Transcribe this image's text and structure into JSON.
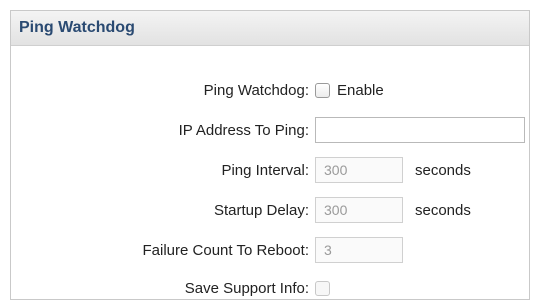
{
  "panel": {
    "title": "Ping Watchdog"
  },
  "fields": {
    "ping_watchdog": {
      "label": "Ping Watchdog:",
      "checkbox_label": "Enable",
      "checked": false
    },
    "ip_address": {
      "label": "IP Address To Ping:",
      "value": ""
    },
    "ping_interval": {
      "label": "Ping Interval:",
      "value": "300",
      "unit": "seconds"
    },
    "startup_delay": {
      "label": "Startup Delay:",
      "value": "300",
      "unit": "seconds"
    },
    "failure_count": {
      "label": "Failure Count To Reboot:",
      "value": "3"
    },
    "save_support": {
      "label": "Save Support Info:",
      "checked": false
    }
  },
  "colors": {
    "header_text": "#2a4a72",
    "disabled_text": "#9a9a9a"
  }
}
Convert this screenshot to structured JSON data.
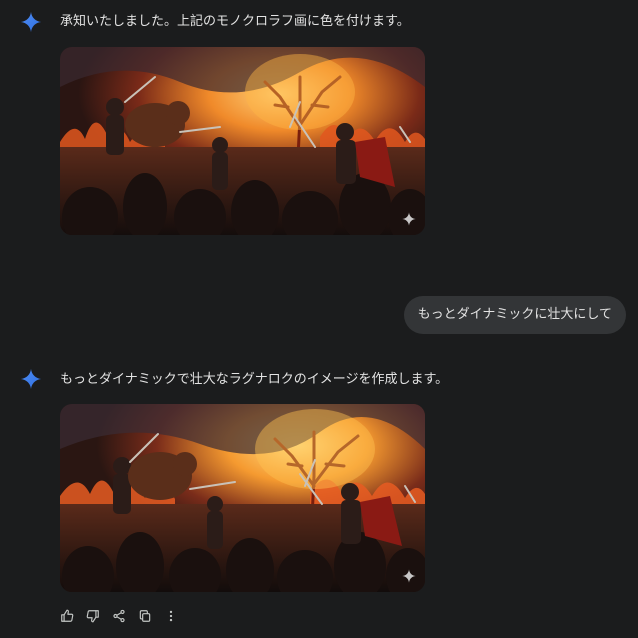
{
  "conversation": {
    "first_reply": {
      "text": "承知いたしました。上記のモノクロラフ画に色を付けます。",
      "image_label": "Generated image"
    },
    "user_message": {
      "text": "もっとダイナミックに壮大にして"
    },
    "second_reply": {
      "text": "もっとダイナミックで壮大なラグナロクのイメージを作成します。",
      "image_label": "Generated image"
    }
  },
  "actions": {
    "icons": [
      "thumbs-up-icon",
      "thumbs-down-icon",
      "share-icon",
      "copy-icon",
      "more-vert-icon"
    ]
  },
  "colors": {
    "background": "#1b1c1d",
    "user_bubble": "#333537",
    "text": "#e3e3e3",
    "gemini_blue": "#4285f4",
    "action_icon": "#c4c7c5"
  }
}
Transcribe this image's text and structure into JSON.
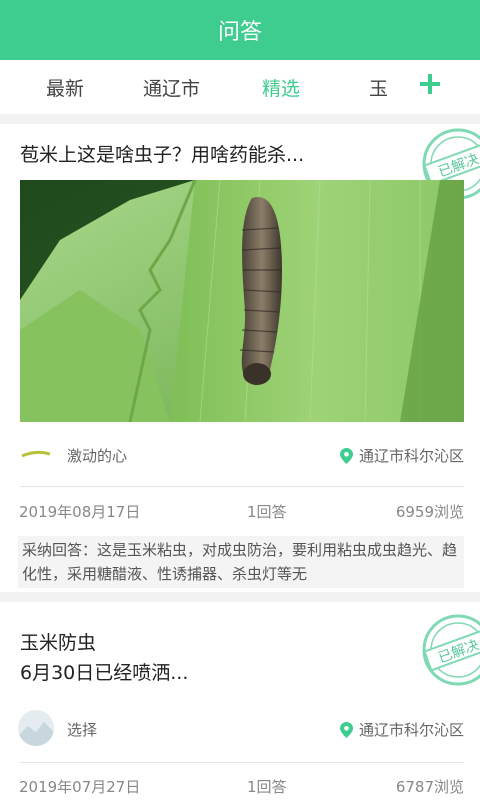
{
  "header": {
    "title": "问答"
  },
  "tabs": [
    {
      "label": "最新",
      "active": false
    },
    {
      "label": "通辽市",
      "active": false
    },
    {
      "label": "精选",
      "active": true
    },
    {
      "label": "玉",
      "active": false
    }
  ],
  "colors": {
    "accent": "#3fcc8f",
    "stamp": "#7fd9b2"
  },
  "questions": [
    {
      "title": "苞米上这是啥虫子？用啥药能杀...",
      "stamp_text": "已解决",
      "user": "激动的心",
      "location": "通辽市科尔沁区",
      "date": "2019年08月17日",
      "answers": "1回答",
      "views": "6959浏览",
      "adopted_answer": "采纳回答：这是玉米粘虫，对成虫防治，要利用粘虫成虫趋光、趋化性，采用糖醋液、性诱捕器、杀虫灯等无"
    },
    {
      "title_line1": "玉米防虫",
      "title_line2": "6月30日已经喷洒...",
      "stamp_text": "已解决",
      "user": "选择",
      "location": "通辽市科尔沁区",
      "date": "2019年07月27日",
      "answers": "1回答",
      "views": "6787浏览"
    }
  ]
}
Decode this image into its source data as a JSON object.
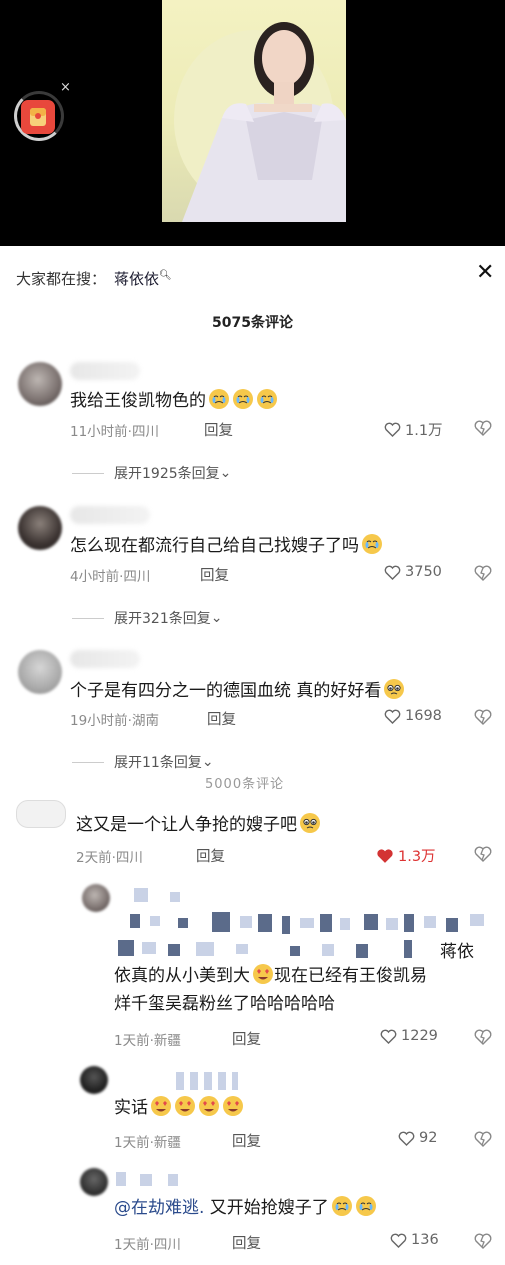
{
  "search": {
    "prefix": "大家都在搜：",
    "keyword": "蒋依依"
  },
  "comments_count": "5075条评论",
  "ghost_overlap": "5000条评论",
  "comments": [
    {
      "text": "我给王俊凯物色的",
      "time": "11小时前·四川",
      "reply": "回复",
      "likes": "1.1万",
      "expand": "展开1925条回复"
    },
    {
      "text": "怎么现在都流行自己给自己找嫂子了吗",
      "time": "4小时前·四川",
      "reply": "回复",
      "likes": "3750",
      "expand": "展开321条回复"
    },
    {
      "text": "个子是有四分之一的德国血统 真的好好看",
      "time": "19小时前·湖南",
      "reply": "回复",
      "likes": "1698",
      "expand": "展开11条回复"
    },
    {
      "text": "这又是一个让人争抢的嫂子吧",
      "time": "2天前·四川",
      "reply": "回复",
      "likes": "1.3万",
      "liked": true
    }
  ],
  "replies": [
    {
      "text_line1": "蒋依",
      "text_line2": "依真的从小美到大",
      "text_line2b": "现在已经有王俊凯易",
      "text_line3": "烊千玺吴磊粉丝了哈哈哈哈哈",
      "time": "1天前·新疆",
      "reply": "回复",
      "likes": "1229"
    },
    {
      "text": "实话",
      "time": "1天前·新疆",
      "reply": "回复",
      "likes": "92"
    },
    {
      "mention": "@在劫难逃.",
      "text": " 又开始抢嫂子了",
      "time": "1天前·四川",
      "reply": "回复",
      "likes": "136"
    }
  ],
  "colors": {
    "accent_red": "#e8483c",
    "liked_red": "#d33333",
    "mention_blue": "#2b4b8c"
  }
}
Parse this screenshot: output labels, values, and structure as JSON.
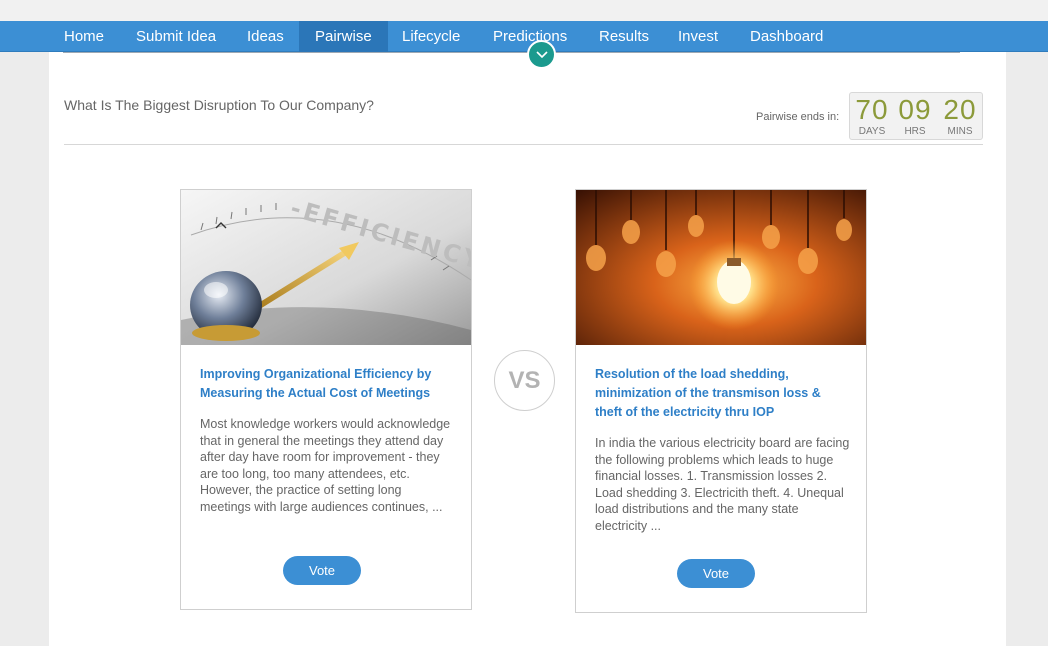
{
  "nav": {
    "items": [
      {
        "label": "Home"
      },
      {
        "label": "Submit Idea"
      },
      {
        "label": "Ideas"
      },
      {
        "label": "Pairwise",
        "active": true
      },
      {
        "label": "Lifecycle"
      },
      {
        "label": "Predictions"
      },
      {
        "label": "Results"
      },
      {
        "label": "Invest"
      },
      {
        "label": "Dashboard"
      }
    ]
  },
  "toggle_icon": "chevron-down-icon",
  "question": "What Is The Biggest Disruption To Our Company?",
  "countdown": {
    "label": "Pairwise ends in:",
    "days": "70",
    "days_label": "DAYS",
    "hrs": "09",
    "hrs_label": "HRS",
    "mins": "20",
    "mins_label": "MINS"
  },
  "vs_label": "VS",
  "ideas": [
    {
      "image": "efficiency-compass-image",
      "title": "Improving Organizational Efficiency by Measuring the Actual Cost of Meetings",
      "description": "Most knowledge workers would acknowledge that in general the meetings they attend day after day have room for improvement - they are too long, too many attendees, etc. However, the practice of setting long meetings with large audiences continues, ...",
      "vote_label": "Vote"
    },
    {
      "image": "light-bulbs-image",
      "title": "Resolution of the load shedding, minimization of the transmison loss & theft of the electricity thru IOP",
      "description": "In india the various electricity board are facing the following problems which leads to huge financial losses. 1. Transmission losses 2. Load shedding 3. Electricith theft. 4. Unequal load distributions and the many state electricity ...",
      "vote_label": "Vote"
    }
  ],
  "colors": {
    "nav_bg": "#3c8fd4",
    "nav_active": "#2b76b8",
    "toggle": "#1b9a8e",
    "title_link": "#2e7fc7",
    "countdown_digits": "#8c9a3a"
  }
}
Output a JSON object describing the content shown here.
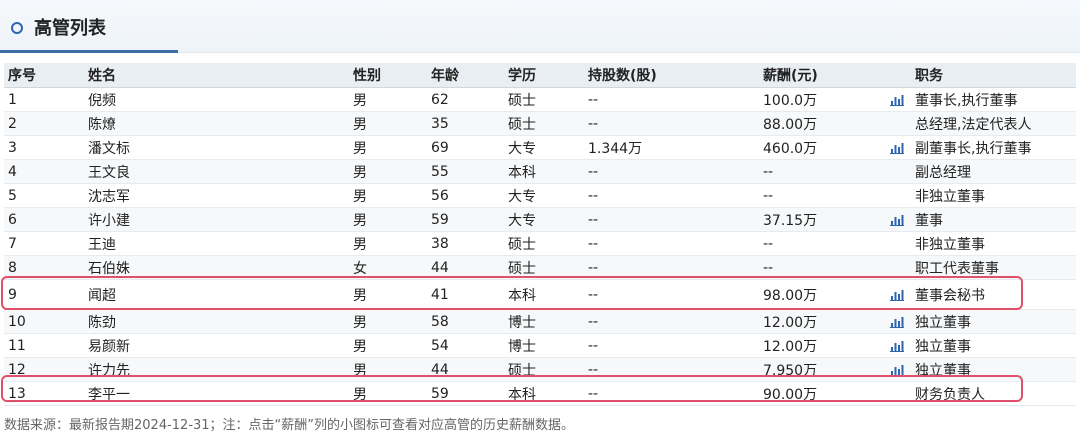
{
  "header": {
    "title": "高管列表"
  },
  "table": {
    "columns": [
      "序号",
      "姓名",
      "性别",
      "年龄",
      "学历",
      "持股数(股)",
      "薪酬(元)",
      "职务"
    ],
    "rows": [
      {
        "no": "1",
        "name": "倪频",
        "gender": "男",
        "age": "62",
        "edu": "硕士",
        "shares": "--",
        "salary": "100.0万",
        "chart": true,
        "title": "董事长,执行董事"
      },
      {
        "no": "2",
        "name": "陈燎",
        "gender": "男",
        "age": "35",
        "edu": "硕士",
        "shares": "--",
        "salary": "88.00万",
        "chart": false,
        "title": "总经理,法定代表人"
      },
      {
        "no": "3",
        "name": "潘文标",
        "gender": "男",
        "age": "69",
        "edu": "大专",
        "shares": "1.344万",
        "salary": "460.0万",
        "chart": true,
        "title": "副董事长,执行董事"
      },
      {
        "no": "4",
        "name": "王文良",
        "gender": "男",
        "age": "55",
        "edu": "本科",
        "shares": "--",
        "salary": "--",
        "chart": false,
        "title": "副总经理"
      },
      {
        "no": "5",
        "name": "沈志军",
        "gender": "男",
        "age": "56",
        "edu": "大专",
        "shares": "--",
        "salary": "--",
        "chart": false,
        "title": "非独立董事"
      },
      {
        "no": "6",
        "name": "许小建",
        "gender": "男",
        "age": "59",
        "edu": "大专",
        "shares": "--",
        "salary": "37.15万",
        "chart": true,
        "title": "董事"
      },
      {
        "no": "7",
        "name": "王迪",
        "gender": "男",
        "age": "38",
        "edu": "硕士",
        "shares": "--",
        "salary": "--",
        "chart": false,
        "title": "非独立董事"
      },
      {
        "no": "8",
        "name": "石伯姝",
        "gender": "女",
        "age": "44",
        "edu": "硕士",
        "shares": "--",
        "salary": "--",
        "chart": false,
        "title": "职工代表董事"
      },
      {
        "no": "9",
        "name": "闻超",
        "gender": "男",
        "age": "41",
        "edu": "本科",
        "shares": "--",
        "salary": "98.00万",
        "chart": true,
        "title": "董事会秘书"
      },
      {
        "no": "10",
        "name": "陈劲",
        "gender": "男",
        "age": "58",
        "edu": "博士",
        "shares": "--",
        "salary": "12.00万",
        "chart": true,
        "title": "独立董事"
      },
      {
        "no": "11",
        "name": "易颜新",
        "gender": "男",
        "age": "54",
        "edu": "博士",
        "shares": "--",
        "salary": "12.00万",
        "chart": true,
        "title": "独立董事"
      },
      {
        "no": "12",
        "name": "许力先",
        "gender": "男",
        "age": "44",
        "edu": "硕士",
        "shares": "--",
        "salary": "7.950万",
        "chart": true,
        "title": "独立董事"
      },
      {
        "no": "13",
        "name": "李平一",
        "gender": "男",
        "age": "59",
        "edu": "本科",
        "shares": "--",
        "salary": "90.00万",
        "chart": false,
        "title": "财务负责人"
      }
    ]
  },
  "footnote": "数据来源：最新报告期2024-12-31；注：点击“薪酬”列的小图标可查看对应高管的历史薪酬数据。",
  "colors": {
    "accent": "#3a6ea5",
    "icon": "#2f64b0",
    "highlight": "#e0506a"
  }
}
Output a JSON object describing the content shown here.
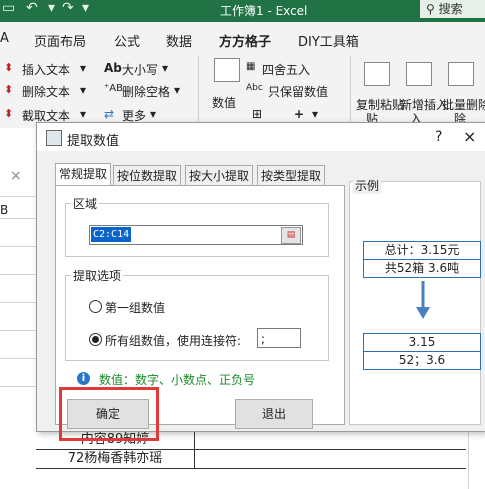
{
  "titlebar": {
    "title": "工作簿1 - Excel",
    "search": "搜索"
  },
  "menu": {
    "items": [
      "A",
      "页面布局",
      "公式",
      "数据",
      "方方格子",
      "DIY工具箱"
    ]
  },
  "ribbon": {
    "insert_text": "插入文本",
    "delete_text": "删除文本",
    "truncate_text": "截取文本",
    "case": "大小写",
    "delete_space": "删除空格",
    "more": "更多",
    "numeric": "数值",
    "rounding": "四舍五入",
    "keep_formula": "只保留数值",
    "copy_paste": "复制粘贴",
    "add_insert": "新增插入",
    "batch_delete": "批量删除",
    "paste_sub": "贴",
    "insert_sub": "入",
    "delete_sub": "除"
  },
  "sheet": {
    "col_b": "B",
    "row1": "内容89知婷",
    "row2": "72杨梅香韩亦瑶",
    "close_x": "×"
  },
  "dialog": {
    "title": "提取数值",
    "help": "?",
    "close": "×",
    "tabs": [
      "常规提取",
      "按位数提取",
      "按大小提取",
      "按类型提取"
    ],
    "range_label": "区域",
    "range_value": "C2:C14",
    "options_label": "提取选项",
    "option_first": "第一组数值",
    "option_all": "所有组数值，使用连接符:",
    "separator": ";",
    "info": "数值：数字、小数点、正负号",
    "ok": "确定",
    "cancel": "退出",
    "example_label": "示例",
    "example_input": [
      "总计：3.15元",
      "共52箱 3.6吨"
    ],
    "example_output": [
      "3.15",
      "52；3.6"
    ]
  },
  "colors": {
    "excel_green": "#217346",
    "highlight_red": "#e03a3a",
    "example_blue": "#2d6fb5"
  }
}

★ ★ ★ ★ ★

=== What needs to be done ===
Among the lines of the data above, determine how many contain the word "JSON". Report the number alone.

=== Result of the exercise ===
7